--- START OF ENTRIES SUPPLIED ---
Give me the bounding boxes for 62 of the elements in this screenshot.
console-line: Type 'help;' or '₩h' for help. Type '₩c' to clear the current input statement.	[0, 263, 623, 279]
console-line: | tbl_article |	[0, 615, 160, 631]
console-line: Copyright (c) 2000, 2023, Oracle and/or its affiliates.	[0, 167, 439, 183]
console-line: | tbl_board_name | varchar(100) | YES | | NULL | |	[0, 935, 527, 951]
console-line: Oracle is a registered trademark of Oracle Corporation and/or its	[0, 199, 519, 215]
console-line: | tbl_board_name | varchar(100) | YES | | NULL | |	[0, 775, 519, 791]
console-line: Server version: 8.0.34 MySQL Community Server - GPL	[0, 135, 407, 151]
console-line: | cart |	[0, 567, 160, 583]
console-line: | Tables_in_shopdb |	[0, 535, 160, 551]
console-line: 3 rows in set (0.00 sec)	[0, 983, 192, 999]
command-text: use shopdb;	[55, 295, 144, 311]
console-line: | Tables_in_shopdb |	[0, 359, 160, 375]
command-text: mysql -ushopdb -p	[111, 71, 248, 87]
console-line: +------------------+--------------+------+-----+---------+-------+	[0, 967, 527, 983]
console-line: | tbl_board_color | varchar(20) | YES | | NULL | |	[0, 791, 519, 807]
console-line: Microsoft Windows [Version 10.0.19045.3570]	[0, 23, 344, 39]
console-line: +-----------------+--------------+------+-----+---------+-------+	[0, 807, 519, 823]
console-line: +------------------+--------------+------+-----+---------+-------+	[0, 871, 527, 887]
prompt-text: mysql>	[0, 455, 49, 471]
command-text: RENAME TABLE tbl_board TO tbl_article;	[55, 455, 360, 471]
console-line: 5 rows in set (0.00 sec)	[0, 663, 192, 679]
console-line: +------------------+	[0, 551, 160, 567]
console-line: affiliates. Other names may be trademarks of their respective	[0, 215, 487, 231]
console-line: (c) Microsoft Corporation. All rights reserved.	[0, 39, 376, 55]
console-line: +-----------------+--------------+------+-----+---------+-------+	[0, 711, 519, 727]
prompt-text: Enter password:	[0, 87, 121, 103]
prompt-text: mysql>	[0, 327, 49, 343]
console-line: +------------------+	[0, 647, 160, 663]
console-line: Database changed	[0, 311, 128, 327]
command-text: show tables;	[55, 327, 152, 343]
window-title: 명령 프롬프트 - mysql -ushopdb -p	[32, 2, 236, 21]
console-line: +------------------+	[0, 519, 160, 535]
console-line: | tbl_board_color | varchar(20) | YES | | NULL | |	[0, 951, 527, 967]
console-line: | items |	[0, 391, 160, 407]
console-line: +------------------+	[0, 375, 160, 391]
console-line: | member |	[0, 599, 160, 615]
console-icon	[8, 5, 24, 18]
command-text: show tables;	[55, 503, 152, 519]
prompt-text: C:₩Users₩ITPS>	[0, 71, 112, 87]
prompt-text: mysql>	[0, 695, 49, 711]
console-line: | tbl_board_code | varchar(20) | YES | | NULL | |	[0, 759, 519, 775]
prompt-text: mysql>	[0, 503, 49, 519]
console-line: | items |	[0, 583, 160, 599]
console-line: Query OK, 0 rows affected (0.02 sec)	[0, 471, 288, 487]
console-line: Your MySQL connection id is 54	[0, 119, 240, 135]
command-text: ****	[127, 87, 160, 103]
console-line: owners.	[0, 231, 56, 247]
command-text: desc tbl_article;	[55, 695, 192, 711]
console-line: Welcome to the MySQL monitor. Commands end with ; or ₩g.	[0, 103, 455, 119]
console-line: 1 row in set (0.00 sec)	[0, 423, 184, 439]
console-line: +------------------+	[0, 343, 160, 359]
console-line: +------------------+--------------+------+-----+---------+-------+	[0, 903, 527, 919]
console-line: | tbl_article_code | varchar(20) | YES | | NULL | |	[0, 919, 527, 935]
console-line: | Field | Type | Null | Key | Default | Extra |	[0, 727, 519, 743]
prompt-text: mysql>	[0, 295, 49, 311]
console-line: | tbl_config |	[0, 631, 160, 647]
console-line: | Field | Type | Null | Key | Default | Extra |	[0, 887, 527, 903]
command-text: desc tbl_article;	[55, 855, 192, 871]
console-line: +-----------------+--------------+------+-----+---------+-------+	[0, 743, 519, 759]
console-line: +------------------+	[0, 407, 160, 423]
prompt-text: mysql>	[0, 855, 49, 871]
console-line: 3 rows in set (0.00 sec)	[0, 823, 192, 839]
--- END OF ENTRIES SUPPLIED ---
▶ **DO THIS**
Return every line of the material above without any change, keeping the same order.

▶ **RESULT OF THIS EXERCISE**
Give me the bounding boxes for 62 of the elements in this screenshot.
console-line: Type 'help;' or '₩h' for help. Type '₩c' to clear the current input statement.	[0, 263, 623, 279]
console-line: | tbl_article |	[0, 615, 160, 631]
console-line: Copyright (c) 2000, 2023, Oracle and/or its affiliates.	[0, 167, 439, 183]
console-line: | tbl_board_name | varchar(100) | YES | | NULL | |	[0, 935, 527, 951]
console-line: Oracle is a registered trademark of Oracle Corporation and/or its	[0, 199, 519, 215]
console-line: | tbl_board_name | varchar(100) | YES | | NULL | |	[0, 775, 519, 791]
console-line: Server version: 8.0.34 MySQL Community Server - GPL	[0, 135, 407, 151]
console-line: | cart |	[0, 567, 160, 583]
console-line: | Tables_in_shopdb |	[0, 535, 160, 551]
console-line: 3 rows in set (0.00 sec)	[0, 983, 192, 999]
command-text: use shopdb;	[55, 295, 144, 311]
console-line: | Tables_in_shopdb |	[0, 359, 160, 375]
command-text: mysql -ushopdb -p	[111, 71, 248, 87]
console-line: +------------------+--------------+------+-----+---------+-------+	[0, 967, 527, 983]
console-line: | tbl_board_color | varchar(20) | YES | | NULL | |	[0, 791, 519, 807]
console-line: Microsoft Windows [Version 10.0.19045.3570]	[0, 23, 344, 39]
console-line: +-----------------+--------------+------+-----+---------+-------+	[0, 807, 519, 823]
console-line: +------------------+--------------+------+-----+---------+-------+	[0, 871, 527, 887]
prompt-text: mysql>	[0, 455, 49, 471]
command-text: RENAME TABLE tbl_board TO tbl_article;	[55, 455, 360, 471]
console-line: 5 rows in set (0.00 sec)	[0, 663, 192, 679]
console-line: +------------------+	[0, 551, 160, 567]
console-line: affiliates. Other names may be trademarks of their respective	[0, 215, 487, 231]
console-line: (c) Microsoft Corporation. All rights reserved.	[0, 39, 376, 55]
console-line: +-----------------+--------------+------+-----+---------+-------+	[0, 711, 519, 727]
prompt-text: Enter password:	[0, 87, 121, 103]
prompt-text: mysql>	[0, 327, 49, 343]
console-line: +------------------+	[0, 647, 160, 663]
console-line: Database changed	[0, 311, 128, 327]
command-text: show tables;	[55, 327, 152, 343]
window-title: 명령 프롬프트 - mysql -ushopdb -p	[32, 2, 236, 21]
console-line: +------------------+	[0, 519, 160, 535]
console-line: | tbl_board_color | varchar(20) | YES | | NULL | |	[0, 951, 527, 967]
console-line: | items |	[0, 391, 160, 407]
console-line: +------------------+	[0, 375, 160, 391]
console-line: | member |	[0, 599, 160, 615]
console-icon	[8, 5, 24, 18]
command-text: show tables;	[55, 503, 152, 519]
prompt-text: C:₩Users₩ITPS>	[0, 71, 112, 87]
prompt-text: mysql>	[0, 695, 49, 711]
console-line: | tbl_board_code | varchar(20) | YES | | NULL | |	[0, 759, 519, 775]
prompt-text: mysql>	[0, 503, 49, 519]
console-line: | items |	[0, 583, 160, 599]
console-line: Query OK, 0 rows affected (0.02 sec)	[0, 471, 288, 487]
console-line: Your MySQL connection id is 54	[0, 119, 240, 135]
command-text: ****	[127, 87, 160, 103]
console-line: owners.	[0, 231, 56, 247]
command-text: desc tbl_article;	[55, 695, 192, 711]
console-line: Welcome to the MySQL monitor. Commands end with ; or ₩g.	[0, 103, 455, 119]
console-line: 1 row in set (0.00 sec)	[0, 423, 184, 439]
console-line: +------------------+	[0, 343, 160, 359]
console-line: +------------------+--------------+------+-----+---------+-------+	[0, 903, 527, 919]
console-line: | tbl_article_code | varchar(20) | YES | | NULL | |	[0, 919, 527, 935]
console-line: | Field | Type | Null | Key | Default | Extra |	[0, 727, 519, 743]
prompt-text: mysql>	[0, 295, 49, 311]
console-line: | tbl_config |	[0, 631, 160, 647]
console-line: | Field | Type | Null | Key | Default | Extra |	[0, 887, 527, 903]
command-text: desc tbl_article;	[55, 855, 192, 871]
console-line: +-----------------+--------------+------+-----+---------+-------+	[0, 743, 519, 759]
console-line: +------------------+	[0, 407, 160, 423]
prompt-text: mysql>	[0, 855, 49, 871]
console-line: 3 rows in set (0.00 sec)	[0, 823, 192, 839]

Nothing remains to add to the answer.